## What the task asks:
Write each record again exactly as it stands.

## Data for processing:
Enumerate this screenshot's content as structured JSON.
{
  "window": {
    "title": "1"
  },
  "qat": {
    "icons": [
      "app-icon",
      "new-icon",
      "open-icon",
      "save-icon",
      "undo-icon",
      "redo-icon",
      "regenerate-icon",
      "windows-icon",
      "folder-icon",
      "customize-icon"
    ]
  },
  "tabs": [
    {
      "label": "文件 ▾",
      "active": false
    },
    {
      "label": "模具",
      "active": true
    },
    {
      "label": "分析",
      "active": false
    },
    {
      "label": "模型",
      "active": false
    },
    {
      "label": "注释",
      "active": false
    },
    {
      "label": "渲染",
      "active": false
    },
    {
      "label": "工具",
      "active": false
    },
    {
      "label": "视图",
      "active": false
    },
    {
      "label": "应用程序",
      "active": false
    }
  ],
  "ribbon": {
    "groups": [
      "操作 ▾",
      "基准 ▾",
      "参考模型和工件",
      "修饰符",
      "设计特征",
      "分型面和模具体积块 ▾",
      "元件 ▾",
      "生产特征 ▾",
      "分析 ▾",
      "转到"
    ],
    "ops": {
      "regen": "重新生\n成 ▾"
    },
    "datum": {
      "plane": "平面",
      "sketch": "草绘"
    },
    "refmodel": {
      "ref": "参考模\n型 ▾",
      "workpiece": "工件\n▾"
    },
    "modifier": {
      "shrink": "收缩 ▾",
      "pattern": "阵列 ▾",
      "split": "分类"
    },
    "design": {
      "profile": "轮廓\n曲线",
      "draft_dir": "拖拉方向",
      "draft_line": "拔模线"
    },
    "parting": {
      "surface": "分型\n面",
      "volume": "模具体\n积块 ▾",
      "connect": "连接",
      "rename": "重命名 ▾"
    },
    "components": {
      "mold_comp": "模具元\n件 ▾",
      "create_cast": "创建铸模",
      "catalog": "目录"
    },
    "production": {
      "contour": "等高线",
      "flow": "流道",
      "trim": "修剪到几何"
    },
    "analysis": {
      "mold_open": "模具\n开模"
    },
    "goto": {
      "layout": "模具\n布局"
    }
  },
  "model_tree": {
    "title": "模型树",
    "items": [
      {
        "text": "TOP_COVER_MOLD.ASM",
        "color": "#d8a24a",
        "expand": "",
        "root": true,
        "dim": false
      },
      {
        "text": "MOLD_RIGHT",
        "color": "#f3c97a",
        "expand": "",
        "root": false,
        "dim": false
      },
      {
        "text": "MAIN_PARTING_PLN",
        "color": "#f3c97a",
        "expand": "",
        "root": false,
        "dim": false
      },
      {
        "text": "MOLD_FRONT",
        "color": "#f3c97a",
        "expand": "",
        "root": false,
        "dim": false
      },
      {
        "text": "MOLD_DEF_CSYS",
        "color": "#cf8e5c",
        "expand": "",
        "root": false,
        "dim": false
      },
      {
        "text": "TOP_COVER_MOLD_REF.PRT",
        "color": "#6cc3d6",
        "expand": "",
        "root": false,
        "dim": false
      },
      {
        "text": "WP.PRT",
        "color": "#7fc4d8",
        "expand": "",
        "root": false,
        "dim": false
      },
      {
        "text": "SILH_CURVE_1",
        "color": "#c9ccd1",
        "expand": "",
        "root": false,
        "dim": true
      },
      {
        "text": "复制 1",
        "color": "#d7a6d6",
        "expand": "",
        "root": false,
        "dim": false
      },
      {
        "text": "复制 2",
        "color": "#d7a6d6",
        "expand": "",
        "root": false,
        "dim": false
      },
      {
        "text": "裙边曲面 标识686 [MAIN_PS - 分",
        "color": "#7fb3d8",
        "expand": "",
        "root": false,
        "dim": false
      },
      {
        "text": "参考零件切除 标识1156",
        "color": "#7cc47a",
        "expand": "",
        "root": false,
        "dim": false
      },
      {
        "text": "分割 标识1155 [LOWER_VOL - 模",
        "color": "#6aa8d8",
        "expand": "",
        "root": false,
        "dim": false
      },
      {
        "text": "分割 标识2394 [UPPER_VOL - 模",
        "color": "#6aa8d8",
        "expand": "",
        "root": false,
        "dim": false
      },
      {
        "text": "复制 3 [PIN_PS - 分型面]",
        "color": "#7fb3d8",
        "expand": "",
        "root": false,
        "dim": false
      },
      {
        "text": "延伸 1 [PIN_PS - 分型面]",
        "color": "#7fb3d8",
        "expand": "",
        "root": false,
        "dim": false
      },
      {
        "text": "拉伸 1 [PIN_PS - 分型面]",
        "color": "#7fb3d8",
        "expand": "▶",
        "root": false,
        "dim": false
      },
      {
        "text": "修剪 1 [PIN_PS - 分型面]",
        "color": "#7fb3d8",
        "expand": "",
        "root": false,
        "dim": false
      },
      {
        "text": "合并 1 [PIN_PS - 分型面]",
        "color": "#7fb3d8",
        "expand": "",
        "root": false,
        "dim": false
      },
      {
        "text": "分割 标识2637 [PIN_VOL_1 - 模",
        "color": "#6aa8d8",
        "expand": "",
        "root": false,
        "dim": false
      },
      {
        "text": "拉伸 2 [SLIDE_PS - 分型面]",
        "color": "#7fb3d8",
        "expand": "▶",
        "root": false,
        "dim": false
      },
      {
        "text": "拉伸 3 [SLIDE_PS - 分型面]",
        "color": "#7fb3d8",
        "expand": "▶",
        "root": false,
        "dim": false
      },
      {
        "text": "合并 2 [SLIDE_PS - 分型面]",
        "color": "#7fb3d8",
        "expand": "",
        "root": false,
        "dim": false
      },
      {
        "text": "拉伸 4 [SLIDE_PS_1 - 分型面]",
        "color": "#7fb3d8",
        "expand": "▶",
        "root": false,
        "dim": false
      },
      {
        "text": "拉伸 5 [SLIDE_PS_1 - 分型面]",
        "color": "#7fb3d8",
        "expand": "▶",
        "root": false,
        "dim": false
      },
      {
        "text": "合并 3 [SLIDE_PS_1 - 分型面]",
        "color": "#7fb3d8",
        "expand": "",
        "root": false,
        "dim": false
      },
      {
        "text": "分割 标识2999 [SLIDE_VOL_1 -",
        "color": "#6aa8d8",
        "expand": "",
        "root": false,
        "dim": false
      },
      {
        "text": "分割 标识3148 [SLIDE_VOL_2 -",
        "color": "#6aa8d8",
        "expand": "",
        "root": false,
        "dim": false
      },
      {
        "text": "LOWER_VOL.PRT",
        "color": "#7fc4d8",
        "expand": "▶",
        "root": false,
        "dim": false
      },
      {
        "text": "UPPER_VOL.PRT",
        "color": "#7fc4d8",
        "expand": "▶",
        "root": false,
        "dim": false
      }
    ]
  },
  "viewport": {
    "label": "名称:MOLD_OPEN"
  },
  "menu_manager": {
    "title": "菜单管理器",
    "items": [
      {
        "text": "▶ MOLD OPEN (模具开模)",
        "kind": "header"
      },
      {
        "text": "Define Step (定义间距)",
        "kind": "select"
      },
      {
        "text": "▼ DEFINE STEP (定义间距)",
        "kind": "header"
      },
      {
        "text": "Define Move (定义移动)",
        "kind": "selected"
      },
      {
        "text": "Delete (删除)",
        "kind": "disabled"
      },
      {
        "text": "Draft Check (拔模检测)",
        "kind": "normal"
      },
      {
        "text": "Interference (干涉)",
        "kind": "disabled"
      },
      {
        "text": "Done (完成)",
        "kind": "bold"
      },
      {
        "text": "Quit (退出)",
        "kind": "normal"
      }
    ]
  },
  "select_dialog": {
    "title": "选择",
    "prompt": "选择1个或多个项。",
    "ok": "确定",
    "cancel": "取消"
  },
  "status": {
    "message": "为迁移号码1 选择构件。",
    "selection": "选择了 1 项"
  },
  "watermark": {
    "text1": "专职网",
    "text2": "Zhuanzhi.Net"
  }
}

## Problem solution:
Enumerate this screenshot's content as structured JSON.
{
  "window": {
    "title": "1"
  },
  "qat": {
    "icons": [
      "app-icon",
      "new-icon",
      "open-icon",
      "save-icon",
      "undo-icon",
      "redo-icon",
      "regenerate-icon",
      "windows-icon",
      "folder-icon",
      "customize-icon"
    ]
  },
  "tabs": [
    {
      "label": "文件 ▾",
      "active": false
    },
    {
      "label": "模具",
      "active": true
    },
    {
      "label": "分析",
      "active": false
    },
    {
      "label": "模型",
      "active": false
    },
    {
      "label": "注释",
      "active": false
    },
    {
      "label": "渲染",
      "active": false
    },
    {
      "label": "工具",
      "active": false
    },
    {
      "label": "视图",
      "active": false
    },
    {
      "label": "应用程序",
      "active": false
    }
  ],
  "ribbon": {
    "groups": [
      "操作 ▾",
      "基准 ▾",
      "参考模型和工件",
      "修饰符",
      "设计特征",
      "分型面和模具体积块 ▾",
      "元件 ▾",
      "生产特征 ▾",
      "分析 ▾",
      "转到"
    ],
    "ops": {
      "regen": "重新生\n成 ▾"
    },
    "datum": {
      "plane": "平面",
      "sketch": "草绘"
    },
    "refmodel": {
      "ref": "参考模\n型 ▾",
      "workpiece": "工件\n▾"
    },
    "modifier": {
      "shrink": "收缩 ▾",
      "pattern": "阵列 ▾",
      "split": "分类"
    },
    "design": {
      "profile": "轮廓\n曲线",
      "draft_dir": "拖拉方向",
      "draft_line": "拔模线"
    },
    "parting": {
      "surface": "分型\n面",
      "volume": "模具体\n积块 ▾",
      "connect": "连接",
      "rename": "重命名 ▾"
    },
    "components": {
      "mold_comp": "模具元\n件 ▾",
      "create_cast": "创建铸模",
      "catalog": "目录"
    },
    "production": {
      "contour": "等高线",
      "flow": "流道",
      "trim": "修剪到几何"
    },
    "analysis": {
      "mold_open": "模具\n开模"
    },
    "goto": {
      "layout": "模具\n布局"
    }
  },
  "model_tree": {
    "title": "模型树",
    "items": [
      {
        "text": "TOP_COVER_MOLD.ASM",
        "color": "#d8a24a",
        "expand": "",
        "root": true,
        "dim": false
      },
      {
        "text": "MOLD_RIGHT",
        "color": "#f3c97a",
        "expand": "",
        "root": false,
        "dim": false
      },
      {
        "text": "MAIN_PARTING_PLN",
        "color": "#f3c97a",
        "expand": "",
        "root": false,
        "dim": false
      },
      {
        "text": "MOLD_FRONT",
        "color": "#f3c97a",
        "expand": "",
        "root": false,
        "dim": false
      },
      {
        "text": "MOLD_DEF_CSYS",
        "color": "#cf8e5c",
        "expand": "",
        "root": false,
        "dim": false
      },
      {
        "text": "TOP_COVER_MOLD_REF.PRT",
        "color": "#6cc3d6",
        "expand": "",
        "root": false,
        "dim": false
      },
      {
        "text": "WP.PRT",
        "color": "#7fc4d8",
        "expand": "",
        "root": false,
        "dim": false
      },
      {
        "text": "SILH_CURVE_1",
        "color": "#c9ccd1",
        "expand": "",
        "root": false,
        "dim": true
      },
      {
        "text": "复制 1",
        "color": "#d7a6d6",
        "expand": "",
        "root": false,
        "dim": false
      },
      {
        "text": "复制 2",
        "color": "#d7a6d6",
        "expand": "",
        "root": false,
        "dim": false
      },
      {
        "text": "裙边曲面 标识686 [MAIN_PS - 分",
        "color": "#7fb3d8",
        "expand": "",
        "root": false,
        "dim": false
      },
      {
        "text": "参考零件切除 标识1156",
        "color": "#7cc47a",
        "expand": "",
        "root": false,
        "dim": false
      },
      {
        "text": "分割 标识1155 [LOWER_VOL - 模",
        "color": "#6aa8d8",
        "expand": "",
        "root": false,
        "dim": false
      },
      {
        "text": "分割 标识2394 [UPPER_VOL - 模",
        "color": "#6aa8d8",
        "expand": "",
        "root": false,
        "dim": false
      },
      {
        "text": "复制 3 [PIN_PS - 分型面]",
        "color": "#7fb3d8",
        "expand": "",
        "root": false,
        "dim": false
      },
      {
        "text": "延伸 1 [PIN_PS - 分型面]",
        "color": "#7fb3d8",
        "expand": "",
        "root": false,
        "dim": false
      },
      {
        "text": "拉伸 1 [PIN_PS - 分型面]",
        "color": "#7fb3d8",
        "expand": "▶",
        "root": false,
        "dim": false
      },
      {
        "text": "修剪 1 [PIN_PS - 分型面]",
        "color": "#7fb3d8",
        "expand": "",
        "root": false,
        "dim": false
      },
      {
        "text": "合并 1 [PIN_PS - 分型面]",
        "color": "#7fb3d8",
        "expand": "",
        "root": false,
        "dim": false
      },
      {
        "text": "分割 标识2637 [PIN_VOL_1 - 模",
        "color": "#6aa8d8",
        "expand": "",
        "root": false,
        "dim": false
      },
      {
        "text": "拉伸 2 [SLIDE_PS - 分型面]",
        "color": "#7fb3d8",
        "expand": "▶",
        "root": false,
        "dim": false
      },
      {
        "text": "拉伸 3 [SLIDE_PS - 分型面]",
        "color": "#7fb3d8",
        "expand": "▶",
        "root": false,
        "dim": false
      },
      {
        "text": "合并 2 [SLIDE_PS - 分型面]",
        "color": "#7fb3d8",
        "expand": "",
        "root": false,
        "dim": false
      },
      {
        "text": "拉伸 4 [SLIDE_PS_1 - 分型面]",
        "color": "#7fb3d8",
        "expand": "▶",
        "root": false,
        "dim": false
      },
      {
        "text": "拉伸 5 [SLIDE_PS_1 - 分型面]",
        "color": "#7fb3d8",
        "expand": "▶",
        "root": false,
        "dim": false
      },
      {
        "text": "合并 3 [SLIDE_PS_1 - 分型面]",
        "color": "#7fb3d8",
        "expand": "",
        "root": false,
        "dim": false
      },
      {
        "text": "分割 标识2999 [SLIDE_VOL_1 -",
        "color": "#6aa8d8",
        "expand": "",
        "root": false,
        "dim": false
      },
      {
        "text": "分割 标识3148 [SLIDE_VOL_2 -",
        "color": "#6aa8d8",
        "expand": "",
        "root": false,
        "dim": false
      },
      {
        "text": "LOWER_VOL.PRT",
        "color": "#7fc4d8",
        "expand": "▶",
        "root": false,
        "dim": false
      },
      {
        "text": "UPPER_VOL.PRT",
        "color": "#7fc4d8",
        "expand": "▶",
        "root": false,
        "dim": false
      }
    ]
  },
  "viewport": {
    "label": "名称:MOLD_OPEN"
  },
  "menu_manager": {
    "title": "菜单管理器",
    "items": [
      {
        "text": "▶ MOLD OPEN (模具开模)",
        "kind": "header"
      },
      {
        "text": "Define Step (定义间距)",
        "kind": "select"
      },
      {
        "text": "▼ DEFINE STEP (定义间距)",
        "kind": "header"
      },
      {
        "text": "Define Move (定义移动)",
        "kind": "selected"
      },
      {
        "text": "Delete (删除)",
        "kind": "disabled"
      },
      {
        "text": "Draft Check (拔模检测)",
        "kind": "normal"
      },
      {
        "text": "Interference (干涉)",
        "kind": "disabled"
      },
      {
        "text": "Done (完成)",
        "kind": "bold"
      },
      {
        "text": "Quit (退出)",
        "kind": "normal"
      }
    ]
  },
  "select_dialog": {
    "title": "选择",
    "prompt": "选择1个或多个项。",
    "ok": "确定",
    "cancel": "取消"
  },
  "status": {
    "message": "为迁移号码1 选择构件。",
    "selection": "选择了 1 项"
  },
  "watermark": {
    "text1": "专职网",
    "text2": "Zhuanzhi.Net"
  }
}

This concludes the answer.